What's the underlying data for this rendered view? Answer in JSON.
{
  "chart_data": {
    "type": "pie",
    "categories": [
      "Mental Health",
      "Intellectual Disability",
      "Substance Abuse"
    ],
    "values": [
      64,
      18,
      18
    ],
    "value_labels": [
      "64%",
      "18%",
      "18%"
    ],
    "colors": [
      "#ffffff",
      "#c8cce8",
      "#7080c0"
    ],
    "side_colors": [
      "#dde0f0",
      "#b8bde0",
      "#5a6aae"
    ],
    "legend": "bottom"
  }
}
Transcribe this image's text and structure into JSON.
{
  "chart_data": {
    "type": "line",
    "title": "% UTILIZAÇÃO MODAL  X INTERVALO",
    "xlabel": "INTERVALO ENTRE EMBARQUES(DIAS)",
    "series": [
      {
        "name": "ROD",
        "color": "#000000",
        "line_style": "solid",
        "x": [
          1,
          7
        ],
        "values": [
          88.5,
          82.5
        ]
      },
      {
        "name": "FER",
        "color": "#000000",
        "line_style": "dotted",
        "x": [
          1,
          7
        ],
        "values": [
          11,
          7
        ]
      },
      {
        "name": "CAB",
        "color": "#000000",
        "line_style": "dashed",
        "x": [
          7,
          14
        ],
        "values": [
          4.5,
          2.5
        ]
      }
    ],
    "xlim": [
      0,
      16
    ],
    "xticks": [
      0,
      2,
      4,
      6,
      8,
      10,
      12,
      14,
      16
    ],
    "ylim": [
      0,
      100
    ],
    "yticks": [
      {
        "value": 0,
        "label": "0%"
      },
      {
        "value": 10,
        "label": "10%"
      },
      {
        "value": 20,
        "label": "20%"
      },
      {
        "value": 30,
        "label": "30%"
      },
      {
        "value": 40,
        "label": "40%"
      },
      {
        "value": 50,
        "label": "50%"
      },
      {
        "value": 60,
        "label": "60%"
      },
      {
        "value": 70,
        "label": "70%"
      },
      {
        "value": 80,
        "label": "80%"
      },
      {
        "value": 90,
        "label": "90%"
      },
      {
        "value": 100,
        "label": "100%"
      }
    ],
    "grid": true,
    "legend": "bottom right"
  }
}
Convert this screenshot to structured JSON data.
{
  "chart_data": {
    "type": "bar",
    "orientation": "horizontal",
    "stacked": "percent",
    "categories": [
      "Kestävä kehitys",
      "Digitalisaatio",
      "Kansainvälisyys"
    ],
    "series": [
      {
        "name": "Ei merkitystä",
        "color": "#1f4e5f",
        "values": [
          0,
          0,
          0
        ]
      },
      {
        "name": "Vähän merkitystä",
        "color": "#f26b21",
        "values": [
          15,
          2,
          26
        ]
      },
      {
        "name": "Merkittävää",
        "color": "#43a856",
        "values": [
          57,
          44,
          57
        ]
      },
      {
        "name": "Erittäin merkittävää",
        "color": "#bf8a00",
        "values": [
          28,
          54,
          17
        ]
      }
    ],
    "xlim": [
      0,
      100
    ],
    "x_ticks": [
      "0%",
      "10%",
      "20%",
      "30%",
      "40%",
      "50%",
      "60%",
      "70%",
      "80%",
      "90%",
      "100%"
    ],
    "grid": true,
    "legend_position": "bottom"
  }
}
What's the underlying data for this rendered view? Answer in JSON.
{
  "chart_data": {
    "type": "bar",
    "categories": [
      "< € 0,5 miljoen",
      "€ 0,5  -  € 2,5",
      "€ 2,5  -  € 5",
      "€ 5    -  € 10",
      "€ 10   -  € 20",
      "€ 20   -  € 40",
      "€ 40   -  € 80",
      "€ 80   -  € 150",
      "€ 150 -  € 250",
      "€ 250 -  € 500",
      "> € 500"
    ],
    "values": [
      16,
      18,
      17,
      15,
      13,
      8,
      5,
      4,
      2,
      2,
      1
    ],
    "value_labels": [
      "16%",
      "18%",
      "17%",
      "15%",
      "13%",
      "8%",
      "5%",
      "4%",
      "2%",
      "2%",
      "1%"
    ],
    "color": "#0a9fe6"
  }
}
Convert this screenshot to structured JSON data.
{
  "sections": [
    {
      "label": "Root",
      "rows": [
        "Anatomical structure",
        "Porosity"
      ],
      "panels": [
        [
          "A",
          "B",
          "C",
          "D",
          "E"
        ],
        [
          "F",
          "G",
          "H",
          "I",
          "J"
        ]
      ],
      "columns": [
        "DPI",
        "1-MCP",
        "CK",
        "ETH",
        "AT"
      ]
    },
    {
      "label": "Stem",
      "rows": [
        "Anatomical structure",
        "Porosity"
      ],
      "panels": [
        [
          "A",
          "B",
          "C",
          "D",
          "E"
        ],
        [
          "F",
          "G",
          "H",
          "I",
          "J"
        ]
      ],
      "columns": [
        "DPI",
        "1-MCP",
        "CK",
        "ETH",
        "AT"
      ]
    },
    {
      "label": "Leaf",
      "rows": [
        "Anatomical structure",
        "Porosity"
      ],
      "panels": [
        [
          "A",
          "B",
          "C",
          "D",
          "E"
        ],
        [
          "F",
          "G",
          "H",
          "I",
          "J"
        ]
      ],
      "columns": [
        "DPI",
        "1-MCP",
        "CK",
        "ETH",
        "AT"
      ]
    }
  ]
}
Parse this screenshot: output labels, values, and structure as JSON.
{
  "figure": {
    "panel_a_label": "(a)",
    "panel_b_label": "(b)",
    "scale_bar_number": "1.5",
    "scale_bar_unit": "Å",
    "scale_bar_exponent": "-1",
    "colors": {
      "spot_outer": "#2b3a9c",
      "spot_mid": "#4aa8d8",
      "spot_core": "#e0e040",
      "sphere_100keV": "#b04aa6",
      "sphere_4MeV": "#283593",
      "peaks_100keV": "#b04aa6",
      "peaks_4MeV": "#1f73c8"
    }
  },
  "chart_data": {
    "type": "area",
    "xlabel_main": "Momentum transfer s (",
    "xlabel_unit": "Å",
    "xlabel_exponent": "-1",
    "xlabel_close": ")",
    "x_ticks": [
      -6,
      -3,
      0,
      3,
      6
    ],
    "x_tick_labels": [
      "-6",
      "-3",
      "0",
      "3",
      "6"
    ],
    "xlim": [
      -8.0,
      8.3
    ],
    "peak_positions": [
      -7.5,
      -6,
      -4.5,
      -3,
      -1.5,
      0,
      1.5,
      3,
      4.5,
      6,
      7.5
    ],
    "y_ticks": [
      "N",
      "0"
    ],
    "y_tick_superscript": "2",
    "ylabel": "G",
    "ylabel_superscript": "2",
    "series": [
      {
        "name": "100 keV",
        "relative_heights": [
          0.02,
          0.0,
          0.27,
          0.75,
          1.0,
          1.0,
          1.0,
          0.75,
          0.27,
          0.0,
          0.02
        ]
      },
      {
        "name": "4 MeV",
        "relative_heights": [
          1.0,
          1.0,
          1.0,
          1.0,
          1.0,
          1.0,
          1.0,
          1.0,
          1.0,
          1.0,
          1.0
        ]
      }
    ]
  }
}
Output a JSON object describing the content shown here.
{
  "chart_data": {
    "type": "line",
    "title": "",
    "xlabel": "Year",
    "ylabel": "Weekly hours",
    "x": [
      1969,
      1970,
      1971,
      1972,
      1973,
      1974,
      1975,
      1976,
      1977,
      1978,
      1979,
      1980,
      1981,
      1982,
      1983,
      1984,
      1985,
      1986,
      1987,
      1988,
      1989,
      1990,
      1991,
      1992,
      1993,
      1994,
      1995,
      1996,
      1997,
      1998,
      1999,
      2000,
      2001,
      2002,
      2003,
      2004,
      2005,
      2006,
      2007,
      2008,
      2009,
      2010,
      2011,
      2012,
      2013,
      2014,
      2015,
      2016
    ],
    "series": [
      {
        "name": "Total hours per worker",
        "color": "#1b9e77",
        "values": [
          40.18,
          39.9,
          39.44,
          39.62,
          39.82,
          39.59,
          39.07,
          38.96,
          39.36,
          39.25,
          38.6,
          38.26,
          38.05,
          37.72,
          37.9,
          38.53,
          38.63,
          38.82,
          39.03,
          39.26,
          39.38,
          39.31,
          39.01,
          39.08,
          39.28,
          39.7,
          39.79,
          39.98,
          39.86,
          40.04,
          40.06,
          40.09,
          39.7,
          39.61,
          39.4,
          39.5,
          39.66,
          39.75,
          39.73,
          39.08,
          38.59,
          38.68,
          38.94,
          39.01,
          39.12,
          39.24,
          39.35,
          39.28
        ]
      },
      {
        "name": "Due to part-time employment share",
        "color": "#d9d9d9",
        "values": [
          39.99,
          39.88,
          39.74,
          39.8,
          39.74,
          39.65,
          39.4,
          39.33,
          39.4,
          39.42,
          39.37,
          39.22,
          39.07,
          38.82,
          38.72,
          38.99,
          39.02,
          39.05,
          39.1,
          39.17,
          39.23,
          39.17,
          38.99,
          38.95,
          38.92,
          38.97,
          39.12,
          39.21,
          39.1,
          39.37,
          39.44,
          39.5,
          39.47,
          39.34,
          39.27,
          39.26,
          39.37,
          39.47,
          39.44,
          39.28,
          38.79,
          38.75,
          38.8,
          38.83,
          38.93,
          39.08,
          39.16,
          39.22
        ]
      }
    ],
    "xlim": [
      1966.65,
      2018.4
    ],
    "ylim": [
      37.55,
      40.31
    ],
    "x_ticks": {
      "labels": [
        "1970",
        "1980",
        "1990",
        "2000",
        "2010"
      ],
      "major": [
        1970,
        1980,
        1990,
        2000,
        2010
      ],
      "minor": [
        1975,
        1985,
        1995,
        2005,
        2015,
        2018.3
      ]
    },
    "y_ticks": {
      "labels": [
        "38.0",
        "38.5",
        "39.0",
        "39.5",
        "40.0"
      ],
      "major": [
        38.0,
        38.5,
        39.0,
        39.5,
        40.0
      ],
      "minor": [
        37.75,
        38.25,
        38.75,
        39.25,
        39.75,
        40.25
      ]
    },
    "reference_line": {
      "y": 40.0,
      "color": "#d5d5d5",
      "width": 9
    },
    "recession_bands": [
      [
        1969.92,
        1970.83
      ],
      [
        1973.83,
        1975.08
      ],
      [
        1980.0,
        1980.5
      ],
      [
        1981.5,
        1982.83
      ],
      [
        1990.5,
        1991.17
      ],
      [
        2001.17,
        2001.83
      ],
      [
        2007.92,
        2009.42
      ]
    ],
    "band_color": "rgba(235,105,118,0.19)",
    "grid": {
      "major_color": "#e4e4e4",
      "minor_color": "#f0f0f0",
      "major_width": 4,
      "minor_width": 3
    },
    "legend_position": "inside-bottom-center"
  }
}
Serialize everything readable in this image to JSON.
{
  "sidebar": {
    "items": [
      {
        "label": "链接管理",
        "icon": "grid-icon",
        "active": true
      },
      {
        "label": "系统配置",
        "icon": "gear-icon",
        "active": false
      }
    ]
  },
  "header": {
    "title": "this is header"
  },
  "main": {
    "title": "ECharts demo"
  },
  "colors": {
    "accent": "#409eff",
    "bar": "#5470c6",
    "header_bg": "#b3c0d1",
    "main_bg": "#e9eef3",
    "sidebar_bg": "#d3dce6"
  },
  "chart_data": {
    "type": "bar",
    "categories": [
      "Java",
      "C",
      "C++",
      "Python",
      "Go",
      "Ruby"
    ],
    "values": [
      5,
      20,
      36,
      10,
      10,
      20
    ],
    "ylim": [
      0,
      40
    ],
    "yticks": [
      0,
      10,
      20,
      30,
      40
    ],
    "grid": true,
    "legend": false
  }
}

--------------------

:: Exercise instructions ::
Reproduce exactly the lines from the one with "Serialize everything readable" through the end of the entries above, both ends included.

:: Task output ::
Serialize everything readable in this image to JSON.
{
  "sidebar": {
    "items": [
      {
        "label": "链接管理",
        "icon": "grid-icon",
        "active": true
      },
      {
        "label": "系统配置",
        "icon": "gear-icon",
        "active": false
      }
    ]
  },
  "header": {
    "title": "this is header"
  },
  "main": {
    "title": "ECharts demo"
  },
  "colors": {
    "accent": "#409eff",
    "bar": "#5470c6",
    "header_bg": "#b3c0d1",
    "main_bg": "#e9eef3",
    "sidebar_bg": "#d3dce6"
  },
  "chart_data": {
    "type": "bar",
    "categories": [
      "Java",
      "C",
      "C++",
      "Python",
      "Go",
      "Ruby"
    ],
    "values": [
      5,
      20,
      36,
      10,
      10,
      20
    ],
    "ylim": [
      0,
      40
    ],
    "yticks": [
      0,
      10,
      20,
      30,
      40
    ],
    "grid": true,
    "legend": false
  }
}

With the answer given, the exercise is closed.